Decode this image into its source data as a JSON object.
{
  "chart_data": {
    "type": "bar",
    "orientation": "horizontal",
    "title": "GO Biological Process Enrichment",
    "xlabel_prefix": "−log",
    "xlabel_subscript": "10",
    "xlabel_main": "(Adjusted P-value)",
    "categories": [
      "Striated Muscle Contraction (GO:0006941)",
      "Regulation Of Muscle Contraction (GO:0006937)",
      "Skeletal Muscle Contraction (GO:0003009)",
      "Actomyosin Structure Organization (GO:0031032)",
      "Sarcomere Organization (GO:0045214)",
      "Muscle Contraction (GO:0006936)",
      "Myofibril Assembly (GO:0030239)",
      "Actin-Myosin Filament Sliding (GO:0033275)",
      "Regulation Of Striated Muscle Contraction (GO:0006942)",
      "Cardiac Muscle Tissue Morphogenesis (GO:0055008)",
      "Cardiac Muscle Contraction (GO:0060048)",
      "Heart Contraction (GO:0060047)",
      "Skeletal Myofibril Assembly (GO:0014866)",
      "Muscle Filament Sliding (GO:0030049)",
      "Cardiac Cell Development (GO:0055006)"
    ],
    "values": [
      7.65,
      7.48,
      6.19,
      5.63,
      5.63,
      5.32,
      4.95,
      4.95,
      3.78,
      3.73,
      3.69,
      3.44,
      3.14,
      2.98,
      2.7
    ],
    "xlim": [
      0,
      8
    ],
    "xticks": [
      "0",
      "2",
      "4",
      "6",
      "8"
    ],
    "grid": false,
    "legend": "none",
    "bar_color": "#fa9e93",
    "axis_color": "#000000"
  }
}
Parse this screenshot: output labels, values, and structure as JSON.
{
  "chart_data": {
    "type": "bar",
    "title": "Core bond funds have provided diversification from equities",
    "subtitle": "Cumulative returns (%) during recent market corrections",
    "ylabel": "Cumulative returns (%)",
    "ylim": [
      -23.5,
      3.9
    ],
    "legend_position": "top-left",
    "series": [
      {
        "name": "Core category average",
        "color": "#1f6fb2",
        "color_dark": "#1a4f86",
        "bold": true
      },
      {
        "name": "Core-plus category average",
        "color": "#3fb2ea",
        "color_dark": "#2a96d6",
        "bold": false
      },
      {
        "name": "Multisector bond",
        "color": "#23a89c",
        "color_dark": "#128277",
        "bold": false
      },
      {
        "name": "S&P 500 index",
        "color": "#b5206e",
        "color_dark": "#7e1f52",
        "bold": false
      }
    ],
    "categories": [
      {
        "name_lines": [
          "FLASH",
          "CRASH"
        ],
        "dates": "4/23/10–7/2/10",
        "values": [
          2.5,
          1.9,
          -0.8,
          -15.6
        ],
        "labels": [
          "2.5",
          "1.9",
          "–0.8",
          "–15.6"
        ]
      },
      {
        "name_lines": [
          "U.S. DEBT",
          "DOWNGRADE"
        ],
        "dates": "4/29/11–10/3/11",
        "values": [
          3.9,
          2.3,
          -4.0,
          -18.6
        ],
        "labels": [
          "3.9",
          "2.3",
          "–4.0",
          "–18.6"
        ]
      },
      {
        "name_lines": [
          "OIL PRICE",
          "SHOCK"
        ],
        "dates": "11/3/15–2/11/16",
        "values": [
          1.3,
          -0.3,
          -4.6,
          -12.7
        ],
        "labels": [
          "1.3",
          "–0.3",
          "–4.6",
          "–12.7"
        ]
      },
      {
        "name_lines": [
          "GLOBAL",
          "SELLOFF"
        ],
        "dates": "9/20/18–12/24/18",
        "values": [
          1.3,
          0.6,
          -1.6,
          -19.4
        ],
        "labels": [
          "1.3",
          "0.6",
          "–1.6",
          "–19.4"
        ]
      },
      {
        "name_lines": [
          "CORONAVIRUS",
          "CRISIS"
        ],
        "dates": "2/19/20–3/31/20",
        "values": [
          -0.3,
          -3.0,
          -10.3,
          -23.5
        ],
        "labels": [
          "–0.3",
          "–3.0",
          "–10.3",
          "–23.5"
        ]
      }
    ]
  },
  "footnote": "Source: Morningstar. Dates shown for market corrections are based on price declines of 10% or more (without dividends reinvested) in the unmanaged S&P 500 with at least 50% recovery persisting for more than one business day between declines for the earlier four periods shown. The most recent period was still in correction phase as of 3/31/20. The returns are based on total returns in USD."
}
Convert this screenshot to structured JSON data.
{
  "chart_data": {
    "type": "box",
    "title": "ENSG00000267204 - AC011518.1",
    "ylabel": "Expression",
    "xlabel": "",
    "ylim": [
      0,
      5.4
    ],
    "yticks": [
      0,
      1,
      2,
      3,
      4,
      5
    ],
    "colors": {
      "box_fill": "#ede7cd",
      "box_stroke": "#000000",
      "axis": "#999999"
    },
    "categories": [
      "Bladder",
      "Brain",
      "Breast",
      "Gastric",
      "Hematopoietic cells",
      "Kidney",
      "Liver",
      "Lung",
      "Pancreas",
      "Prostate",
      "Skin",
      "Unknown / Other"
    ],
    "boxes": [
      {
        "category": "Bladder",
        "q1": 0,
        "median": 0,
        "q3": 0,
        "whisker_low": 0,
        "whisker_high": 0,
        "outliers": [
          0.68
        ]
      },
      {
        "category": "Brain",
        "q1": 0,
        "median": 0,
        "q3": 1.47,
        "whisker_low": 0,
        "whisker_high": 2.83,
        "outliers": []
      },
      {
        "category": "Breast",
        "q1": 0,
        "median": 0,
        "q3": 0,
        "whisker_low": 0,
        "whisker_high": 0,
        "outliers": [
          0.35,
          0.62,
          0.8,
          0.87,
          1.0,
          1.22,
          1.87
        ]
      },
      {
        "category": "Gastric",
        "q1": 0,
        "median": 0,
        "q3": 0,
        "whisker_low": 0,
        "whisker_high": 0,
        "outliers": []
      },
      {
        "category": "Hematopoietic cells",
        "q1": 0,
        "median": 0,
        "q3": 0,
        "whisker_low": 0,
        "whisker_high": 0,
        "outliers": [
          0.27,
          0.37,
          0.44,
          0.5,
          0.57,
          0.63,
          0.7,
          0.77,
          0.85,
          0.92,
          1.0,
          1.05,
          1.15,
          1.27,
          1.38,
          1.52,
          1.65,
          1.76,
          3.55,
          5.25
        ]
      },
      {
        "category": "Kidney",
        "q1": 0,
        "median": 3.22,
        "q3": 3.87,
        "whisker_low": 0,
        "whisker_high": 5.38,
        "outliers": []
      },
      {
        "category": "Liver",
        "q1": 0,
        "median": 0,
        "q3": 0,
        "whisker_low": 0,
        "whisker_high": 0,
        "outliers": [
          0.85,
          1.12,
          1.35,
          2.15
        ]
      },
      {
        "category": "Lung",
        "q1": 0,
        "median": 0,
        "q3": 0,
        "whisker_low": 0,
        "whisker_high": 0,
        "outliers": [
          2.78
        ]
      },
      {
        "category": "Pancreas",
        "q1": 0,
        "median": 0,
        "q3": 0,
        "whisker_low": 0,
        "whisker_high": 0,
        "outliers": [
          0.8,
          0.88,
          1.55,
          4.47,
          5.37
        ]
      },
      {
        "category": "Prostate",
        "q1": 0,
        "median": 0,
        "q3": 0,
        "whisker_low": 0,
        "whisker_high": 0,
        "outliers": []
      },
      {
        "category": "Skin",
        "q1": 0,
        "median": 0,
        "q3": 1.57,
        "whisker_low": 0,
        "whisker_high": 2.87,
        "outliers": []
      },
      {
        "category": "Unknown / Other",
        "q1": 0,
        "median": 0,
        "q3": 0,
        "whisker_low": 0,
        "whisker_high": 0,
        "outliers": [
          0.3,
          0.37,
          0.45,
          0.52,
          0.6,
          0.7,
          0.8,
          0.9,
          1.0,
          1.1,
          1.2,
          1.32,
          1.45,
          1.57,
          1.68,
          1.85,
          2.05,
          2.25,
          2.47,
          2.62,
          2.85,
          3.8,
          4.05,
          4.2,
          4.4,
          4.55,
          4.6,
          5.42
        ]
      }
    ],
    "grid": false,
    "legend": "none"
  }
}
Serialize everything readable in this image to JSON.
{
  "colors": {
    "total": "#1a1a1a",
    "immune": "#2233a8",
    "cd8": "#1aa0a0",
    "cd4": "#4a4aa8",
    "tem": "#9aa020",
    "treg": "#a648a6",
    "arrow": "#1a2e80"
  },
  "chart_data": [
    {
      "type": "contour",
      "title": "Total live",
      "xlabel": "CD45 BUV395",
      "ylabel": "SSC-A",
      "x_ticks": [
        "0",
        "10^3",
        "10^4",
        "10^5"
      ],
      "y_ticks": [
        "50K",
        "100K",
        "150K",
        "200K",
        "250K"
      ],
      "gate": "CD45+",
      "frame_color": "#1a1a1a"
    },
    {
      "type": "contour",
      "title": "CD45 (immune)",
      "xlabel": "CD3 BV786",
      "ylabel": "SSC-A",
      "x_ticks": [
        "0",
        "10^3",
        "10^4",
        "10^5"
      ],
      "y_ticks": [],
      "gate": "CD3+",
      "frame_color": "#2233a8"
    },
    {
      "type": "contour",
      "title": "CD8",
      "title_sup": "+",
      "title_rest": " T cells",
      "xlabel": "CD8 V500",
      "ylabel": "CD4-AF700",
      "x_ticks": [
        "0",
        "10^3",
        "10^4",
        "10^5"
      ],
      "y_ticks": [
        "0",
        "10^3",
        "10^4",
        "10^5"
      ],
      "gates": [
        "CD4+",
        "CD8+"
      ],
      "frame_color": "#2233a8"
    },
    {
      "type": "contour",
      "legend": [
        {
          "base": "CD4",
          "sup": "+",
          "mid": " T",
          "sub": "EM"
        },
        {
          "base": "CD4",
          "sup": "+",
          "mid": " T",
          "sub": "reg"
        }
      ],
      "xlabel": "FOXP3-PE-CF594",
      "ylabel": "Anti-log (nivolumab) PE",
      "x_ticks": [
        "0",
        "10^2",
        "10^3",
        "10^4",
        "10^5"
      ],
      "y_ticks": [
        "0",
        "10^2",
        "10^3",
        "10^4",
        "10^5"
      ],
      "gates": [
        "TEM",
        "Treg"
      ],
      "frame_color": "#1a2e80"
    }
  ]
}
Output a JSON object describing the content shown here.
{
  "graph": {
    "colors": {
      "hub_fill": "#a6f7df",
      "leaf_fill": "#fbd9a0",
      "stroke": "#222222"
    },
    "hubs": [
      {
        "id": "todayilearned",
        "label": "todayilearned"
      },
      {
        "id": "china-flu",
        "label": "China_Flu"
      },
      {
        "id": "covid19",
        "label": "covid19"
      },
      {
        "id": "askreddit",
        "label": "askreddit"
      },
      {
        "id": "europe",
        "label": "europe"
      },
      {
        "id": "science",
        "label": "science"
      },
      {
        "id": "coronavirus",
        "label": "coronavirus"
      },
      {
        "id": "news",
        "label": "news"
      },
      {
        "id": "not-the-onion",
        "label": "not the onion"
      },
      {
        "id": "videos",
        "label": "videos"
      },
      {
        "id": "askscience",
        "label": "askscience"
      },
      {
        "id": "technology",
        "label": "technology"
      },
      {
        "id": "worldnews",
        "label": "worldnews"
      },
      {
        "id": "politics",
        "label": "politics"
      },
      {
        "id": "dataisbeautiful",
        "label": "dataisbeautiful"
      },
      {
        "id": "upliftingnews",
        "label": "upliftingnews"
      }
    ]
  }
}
****
Task to complete:
Which lines in the records above contain the string "dataisbeautiful"? Copy each one.

Expected output:
        "id": "dataisbeautiful",
        "label": "dataisbeautiful"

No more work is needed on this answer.